Copy every line of the listing below, from the line containing "table-row[interactable]: YDR27...YDR27...12 [638, 576, 806, 589]" down to the line containing "network-node[interactable] [732, 172, 750, 190]", replacing "network-node" with "graph-node" and leaving everything else unchanged. Return only those lines.

### Data section
####

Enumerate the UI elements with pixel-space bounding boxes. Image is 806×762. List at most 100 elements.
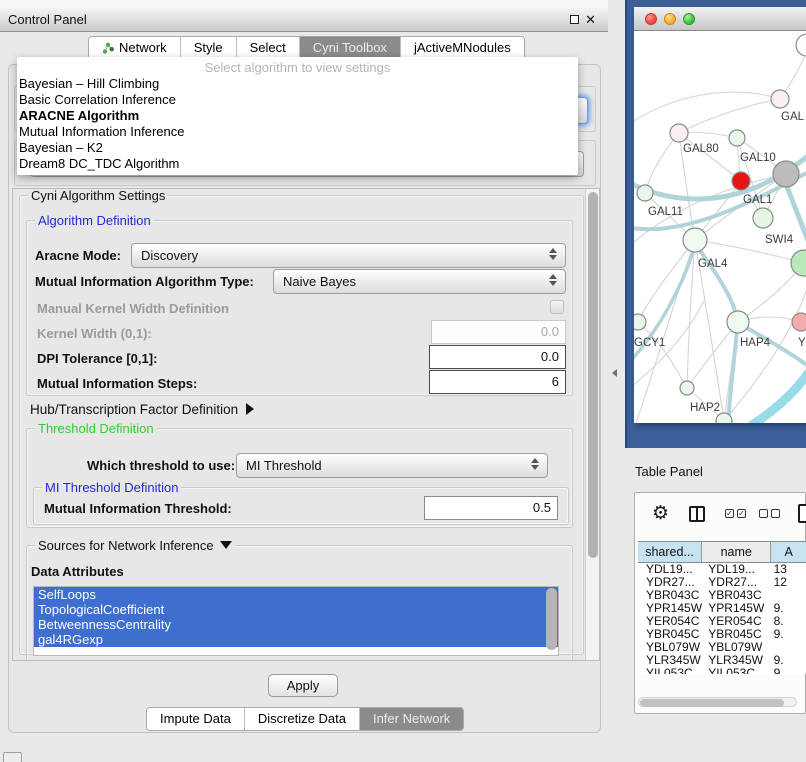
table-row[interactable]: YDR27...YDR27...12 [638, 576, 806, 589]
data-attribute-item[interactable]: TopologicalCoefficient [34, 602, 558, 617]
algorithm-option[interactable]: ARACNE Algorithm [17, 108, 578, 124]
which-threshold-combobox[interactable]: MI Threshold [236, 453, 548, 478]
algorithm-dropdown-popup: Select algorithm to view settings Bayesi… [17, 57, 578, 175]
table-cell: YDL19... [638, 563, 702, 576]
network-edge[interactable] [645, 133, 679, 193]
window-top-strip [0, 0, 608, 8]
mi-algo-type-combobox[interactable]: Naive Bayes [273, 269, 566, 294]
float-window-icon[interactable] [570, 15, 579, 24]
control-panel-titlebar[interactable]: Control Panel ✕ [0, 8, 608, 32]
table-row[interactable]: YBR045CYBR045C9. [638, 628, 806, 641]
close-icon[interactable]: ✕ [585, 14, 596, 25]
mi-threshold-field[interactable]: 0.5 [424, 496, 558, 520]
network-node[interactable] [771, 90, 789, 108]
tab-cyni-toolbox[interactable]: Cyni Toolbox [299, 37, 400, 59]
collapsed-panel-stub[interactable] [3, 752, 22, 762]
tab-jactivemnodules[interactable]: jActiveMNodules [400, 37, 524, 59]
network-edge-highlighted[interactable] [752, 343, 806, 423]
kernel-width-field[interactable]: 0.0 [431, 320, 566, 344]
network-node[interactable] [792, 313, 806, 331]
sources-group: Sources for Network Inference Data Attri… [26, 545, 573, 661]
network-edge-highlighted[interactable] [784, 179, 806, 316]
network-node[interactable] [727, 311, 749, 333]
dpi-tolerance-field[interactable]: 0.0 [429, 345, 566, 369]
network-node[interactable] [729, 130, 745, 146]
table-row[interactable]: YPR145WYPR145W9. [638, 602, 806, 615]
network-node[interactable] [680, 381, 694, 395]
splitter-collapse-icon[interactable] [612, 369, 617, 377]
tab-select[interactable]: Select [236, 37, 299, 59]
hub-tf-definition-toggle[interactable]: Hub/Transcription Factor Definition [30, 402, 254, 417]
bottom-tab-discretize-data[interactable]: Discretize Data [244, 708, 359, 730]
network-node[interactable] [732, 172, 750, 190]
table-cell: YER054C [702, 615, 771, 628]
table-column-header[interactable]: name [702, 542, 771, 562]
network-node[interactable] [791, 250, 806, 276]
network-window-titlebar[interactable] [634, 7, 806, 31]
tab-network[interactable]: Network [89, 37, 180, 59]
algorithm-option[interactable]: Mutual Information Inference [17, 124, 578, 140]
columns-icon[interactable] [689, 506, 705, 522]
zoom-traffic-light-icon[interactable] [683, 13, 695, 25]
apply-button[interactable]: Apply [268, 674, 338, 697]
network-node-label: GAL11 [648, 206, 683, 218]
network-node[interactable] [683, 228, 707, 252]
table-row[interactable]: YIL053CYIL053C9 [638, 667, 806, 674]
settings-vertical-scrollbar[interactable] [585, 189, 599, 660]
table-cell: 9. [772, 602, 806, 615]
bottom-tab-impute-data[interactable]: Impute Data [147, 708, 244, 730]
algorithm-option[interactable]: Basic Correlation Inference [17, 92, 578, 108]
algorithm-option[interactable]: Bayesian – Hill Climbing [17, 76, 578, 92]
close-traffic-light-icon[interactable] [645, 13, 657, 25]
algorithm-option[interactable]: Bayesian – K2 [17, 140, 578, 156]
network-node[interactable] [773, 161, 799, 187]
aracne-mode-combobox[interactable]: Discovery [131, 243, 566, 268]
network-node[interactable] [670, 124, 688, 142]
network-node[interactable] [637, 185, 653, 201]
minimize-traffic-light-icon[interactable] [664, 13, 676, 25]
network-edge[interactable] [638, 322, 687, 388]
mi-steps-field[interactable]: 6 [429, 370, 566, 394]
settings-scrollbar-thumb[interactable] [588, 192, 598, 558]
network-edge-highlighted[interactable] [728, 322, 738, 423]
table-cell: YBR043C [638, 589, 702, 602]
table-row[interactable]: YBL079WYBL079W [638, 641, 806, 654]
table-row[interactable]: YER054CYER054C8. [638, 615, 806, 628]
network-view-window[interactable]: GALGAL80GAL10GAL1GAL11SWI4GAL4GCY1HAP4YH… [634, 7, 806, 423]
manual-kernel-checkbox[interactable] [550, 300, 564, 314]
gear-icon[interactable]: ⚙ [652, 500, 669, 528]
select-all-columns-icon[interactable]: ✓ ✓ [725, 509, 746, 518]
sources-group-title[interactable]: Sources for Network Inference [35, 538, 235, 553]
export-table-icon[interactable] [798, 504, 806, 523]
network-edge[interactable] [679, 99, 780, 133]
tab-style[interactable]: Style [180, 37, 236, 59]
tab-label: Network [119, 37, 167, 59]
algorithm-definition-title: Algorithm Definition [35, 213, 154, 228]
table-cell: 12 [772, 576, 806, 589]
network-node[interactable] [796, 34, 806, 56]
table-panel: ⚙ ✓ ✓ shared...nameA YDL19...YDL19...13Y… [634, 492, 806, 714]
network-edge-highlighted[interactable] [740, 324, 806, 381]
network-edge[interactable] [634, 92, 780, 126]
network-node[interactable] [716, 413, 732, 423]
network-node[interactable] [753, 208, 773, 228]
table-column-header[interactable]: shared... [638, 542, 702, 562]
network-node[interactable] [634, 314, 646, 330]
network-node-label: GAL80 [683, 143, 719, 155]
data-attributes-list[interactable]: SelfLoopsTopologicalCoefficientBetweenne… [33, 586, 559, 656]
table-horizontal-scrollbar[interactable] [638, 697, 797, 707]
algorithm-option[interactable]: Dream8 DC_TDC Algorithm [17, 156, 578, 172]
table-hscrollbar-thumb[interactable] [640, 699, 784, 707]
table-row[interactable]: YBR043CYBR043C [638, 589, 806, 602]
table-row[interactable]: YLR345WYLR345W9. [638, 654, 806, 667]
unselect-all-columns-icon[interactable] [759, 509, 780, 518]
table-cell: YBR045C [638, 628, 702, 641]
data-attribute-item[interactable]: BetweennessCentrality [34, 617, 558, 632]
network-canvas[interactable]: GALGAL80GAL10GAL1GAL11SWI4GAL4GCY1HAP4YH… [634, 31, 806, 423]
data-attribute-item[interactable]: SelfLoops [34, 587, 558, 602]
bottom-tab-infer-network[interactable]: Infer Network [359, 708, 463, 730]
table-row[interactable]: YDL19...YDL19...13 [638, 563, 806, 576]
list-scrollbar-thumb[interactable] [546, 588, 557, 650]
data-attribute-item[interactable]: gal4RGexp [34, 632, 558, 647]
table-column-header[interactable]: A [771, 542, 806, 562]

####

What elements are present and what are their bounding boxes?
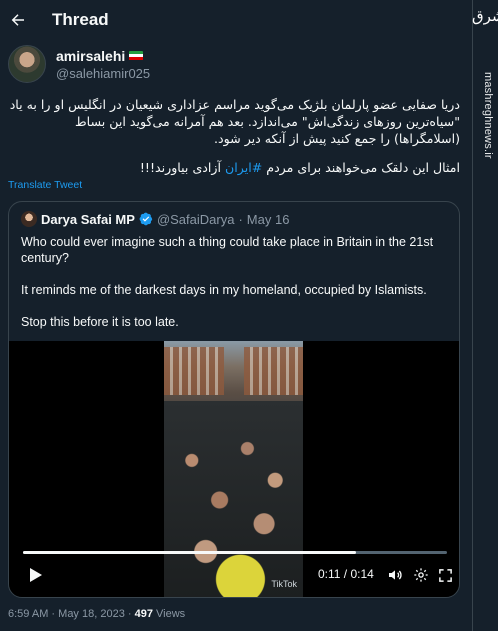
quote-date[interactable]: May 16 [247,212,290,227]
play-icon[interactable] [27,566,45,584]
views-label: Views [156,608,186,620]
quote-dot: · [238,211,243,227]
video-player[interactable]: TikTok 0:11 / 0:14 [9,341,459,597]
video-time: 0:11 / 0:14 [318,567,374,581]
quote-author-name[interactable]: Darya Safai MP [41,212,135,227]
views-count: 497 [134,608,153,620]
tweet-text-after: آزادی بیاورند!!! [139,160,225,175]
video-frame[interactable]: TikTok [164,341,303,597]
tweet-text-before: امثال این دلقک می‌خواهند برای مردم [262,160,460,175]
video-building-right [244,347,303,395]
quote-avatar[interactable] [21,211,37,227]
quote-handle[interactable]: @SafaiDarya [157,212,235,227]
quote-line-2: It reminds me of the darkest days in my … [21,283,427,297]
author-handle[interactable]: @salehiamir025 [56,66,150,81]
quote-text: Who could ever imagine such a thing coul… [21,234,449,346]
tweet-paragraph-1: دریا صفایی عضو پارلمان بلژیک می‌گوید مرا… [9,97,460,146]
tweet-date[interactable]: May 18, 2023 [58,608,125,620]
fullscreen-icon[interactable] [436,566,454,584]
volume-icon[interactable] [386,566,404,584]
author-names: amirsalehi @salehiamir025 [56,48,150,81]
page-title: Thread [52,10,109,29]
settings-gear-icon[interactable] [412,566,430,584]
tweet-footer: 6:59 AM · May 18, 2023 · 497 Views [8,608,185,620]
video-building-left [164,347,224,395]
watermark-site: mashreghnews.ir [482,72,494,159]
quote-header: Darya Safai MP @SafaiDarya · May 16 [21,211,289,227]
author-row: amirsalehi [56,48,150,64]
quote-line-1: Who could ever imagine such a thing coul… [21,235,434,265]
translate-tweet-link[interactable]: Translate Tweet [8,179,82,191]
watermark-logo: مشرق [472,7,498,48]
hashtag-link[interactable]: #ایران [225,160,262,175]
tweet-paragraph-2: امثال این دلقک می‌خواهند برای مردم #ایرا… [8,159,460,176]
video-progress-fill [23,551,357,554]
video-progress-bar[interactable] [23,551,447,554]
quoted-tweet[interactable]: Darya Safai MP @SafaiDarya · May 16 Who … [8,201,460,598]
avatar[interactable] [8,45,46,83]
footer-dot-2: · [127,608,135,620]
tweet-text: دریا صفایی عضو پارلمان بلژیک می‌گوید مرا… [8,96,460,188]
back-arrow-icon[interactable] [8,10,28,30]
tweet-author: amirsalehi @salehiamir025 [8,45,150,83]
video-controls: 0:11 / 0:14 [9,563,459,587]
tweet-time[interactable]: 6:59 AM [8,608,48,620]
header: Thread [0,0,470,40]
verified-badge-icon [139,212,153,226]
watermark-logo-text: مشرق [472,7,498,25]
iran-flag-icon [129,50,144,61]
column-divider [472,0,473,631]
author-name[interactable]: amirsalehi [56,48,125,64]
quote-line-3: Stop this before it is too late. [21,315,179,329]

####

### Response
table-row[interactable]: YDR27...YDR27...12 [638, 576, 806, 589]
data-attribute-item[interactable]: TopologicalCoefficient [34, 602, 558, 617]
algorithm-option[interactable]: ARACNE Algorithm [17, 108, 578, 124]
which-threshold-combobox[interactable]: MI Threshold [236, 453, 548, 478]
algorithm-dropdown-popup: Select algorithm to view settings Bayesi… [17, 57, 578, 175]
table-cell: YDL19... [638, 563, 702, 576]
network-edge[interactable] [645, 133, 679, 193]
window-top-strip [0, 0, 608, 8]
mi-algo-type-combobox[interactable]: Naive Bayes [273, 269, 566, 294]
float-window-icon[interactable] [570, 15, 579, 24]
control-panel-titlebar[interactable]: Control Panel ✕ [0, 8, 608, 32]
table-row[interactable]: YBR045CYBR045C9. [638, 628, 806, 641]
close-icon[interactable]: ✕ [585, 14, 596, 25]
mi-threshold-field[interactable]: 0.5 [424, 496, 558, 520]
graph-node[interactable] [771, 90, 789, 108]
tab-cyni-toolbox[interactable]: Cyni Toolbox [299, 37, 400, 59]
collapsed-panel-stub[interactable] [3, 752, 22, 762]
tab-jactivemnodules[interactable]: jActiveMNodules [400, 37, 524, 59]
network-edge-highlighted[interactable] [752, 343, 806, 423]
kernel-width-field[interactable]: 0.0 [431, 320, 566, 344]
graph-node[interactable] [792, 313, 806, 331]
sources-group: Sources for Network Inference Data Attri… [26, 545, 573, 661]
network-edge-highlighted[interactable] [784, 179, 806, 316]
graph-node[interactable] [727, 311, 749, 333]
dpi-tolerance-field[interactable]: 0.0 [429, 345, 566, 369]
graph-node[interactable] [729, 130, 745, 146]
table-row[interactable]: YPR145WYPR145W9. [638, 602, 806, 615]
graph-node[interactable] [680, 381, 694, 395]
splitter-collapse-icon[interactable] [612, 369, 617, 377]
tab-select[interactable]: Select [236, 37, 299, 59]
hub-tf-definition-toggle[interactable]: Hub/Transcription Factor Definition [30, 402, 254, 417]
bottom-tab-discretize-data[interactable]: Discretize Data [244, 708, 359, 730]
graph-node[interactable] [732, 172, 750, 190]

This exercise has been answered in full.